GOAL
All of the data below should be written out exactly.

───── INFORMATION GIVEN ─────

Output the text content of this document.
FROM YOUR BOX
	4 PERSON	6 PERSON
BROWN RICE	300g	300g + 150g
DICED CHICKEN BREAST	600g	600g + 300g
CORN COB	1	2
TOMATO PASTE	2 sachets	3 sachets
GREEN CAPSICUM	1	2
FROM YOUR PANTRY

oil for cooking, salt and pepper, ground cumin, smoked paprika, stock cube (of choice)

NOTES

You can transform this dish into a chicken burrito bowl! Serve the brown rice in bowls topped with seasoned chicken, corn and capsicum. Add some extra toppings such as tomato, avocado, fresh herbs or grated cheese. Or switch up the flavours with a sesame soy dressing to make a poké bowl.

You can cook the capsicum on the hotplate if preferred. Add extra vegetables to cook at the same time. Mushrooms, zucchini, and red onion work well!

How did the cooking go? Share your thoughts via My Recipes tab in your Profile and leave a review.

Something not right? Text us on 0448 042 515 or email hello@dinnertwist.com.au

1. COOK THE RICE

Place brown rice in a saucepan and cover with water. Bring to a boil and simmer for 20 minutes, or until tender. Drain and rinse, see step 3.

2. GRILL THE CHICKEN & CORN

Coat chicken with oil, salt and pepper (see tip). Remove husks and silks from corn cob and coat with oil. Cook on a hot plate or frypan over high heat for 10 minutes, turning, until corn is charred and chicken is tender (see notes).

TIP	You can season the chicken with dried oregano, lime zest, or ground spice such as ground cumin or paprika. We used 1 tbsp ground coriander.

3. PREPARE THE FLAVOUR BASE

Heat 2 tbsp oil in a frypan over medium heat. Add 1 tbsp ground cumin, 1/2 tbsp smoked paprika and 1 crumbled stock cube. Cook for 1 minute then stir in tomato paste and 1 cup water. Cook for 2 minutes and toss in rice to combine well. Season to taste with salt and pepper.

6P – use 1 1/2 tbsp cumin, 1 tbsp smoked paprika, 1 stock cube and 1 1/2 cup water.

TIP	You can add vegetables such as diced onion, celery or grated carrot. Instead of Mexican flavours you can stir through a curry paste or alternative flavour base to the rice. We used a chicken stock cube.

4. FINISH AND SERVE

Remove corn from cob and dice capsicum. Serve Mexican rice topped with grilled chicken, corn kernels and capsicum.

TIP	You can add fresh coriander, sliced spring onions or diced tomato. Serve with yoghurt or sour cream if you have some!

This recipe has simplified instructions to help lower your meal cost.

─────

EXERCISE RESULT
Output the text content of this document.
FROM YOUR BOX
	4 PERSON	6 PERSON
BROWN RICE	300g	300g + 150g
DICED CHICKEN BREAST	600g	600g + 300g
CORN COB	1	2
TOMATO PASTE	2 sachets	3 sachets
GREEN CAPSICUM	1	2
FROM YOUR PANTRY

oil for cooking, salt and pepper, ground cumin, smoked paprika, stock cube (of choice)

NOTES

You can transform this dish into a chicken burrito bowl! Serve the brown rice in bowls topped with seasoned chicken, corn and capsicum. Add some extra toppings such as tomato, avocado, fresh herbs or grated cheese. Or switch up the flavours with a sesame soy dressing to make a poké bowl.

You can cook the capsicum on the hotplate if preferred. Add extra vegetables to cook at the same time. Mushrooms, zucchini, and red onion work well!

How did the cooking go? Share your thoughts via My Recipes tab in your Profile and leave a review.

Something not right? Text us on 0448 042 515 or email hello@dinnertwist.com.au

1. COOK THE RICE

Place brown rice in a saucepan and cover with water. Bring to a boil and simmer for 20 minutes, or until tender. Drain and rinse, see step 3.

2. GRILL THE CHICKEN & CORN

Coat chicken with oil, salt and pepper (see tip). Remove husks and silks from corn cob and coat with oil. Cook on a hot plate or frypan over high heat for 10 minutes, turning, until corn is charred and chicken is tender (see notes).

TIP	You can season the chicken with dried oregano, lime zest, or ground spice such as ground cumin or paprika. We used 1 tbsp ground coriander.

3. PREPARE THE FLAVOUR BASE

Heat 2 tbsp oil in a frypan over medium heat. Add 1 tbsp ground cumin, 1/2 tbsp smoked paprika and 1 crumbled stock cube. Cook for 1 minute then stir in tomato paste and 1 cup water. Cook for 2 minutes and toss in rice to combine well. Season to taste with salt and pepper.

6P – use 1 1/2 tbsp cumin, 1 tbsp smoked paprika, 1 stock cube and 1 1/2 cup water.

TIP	You can add vegetables such as diced onion, celery or grated carrot. Instead of Mexican flavours you can stir through a curry paste or alternative flavour base to the rice. We used a chicken stock cube.

4. FINISH AND SERVE

Remove corn from cob and dice capsicum. Serve Mexican rice topped with grilled chicken, corn kernels and capsicum.

TIP	You can add fresh coriander, sliced spring onions or diced tomato. Serve with yoghurt or sour cream if you have some!

This recipe has simplified instructions to help lower your meal cost.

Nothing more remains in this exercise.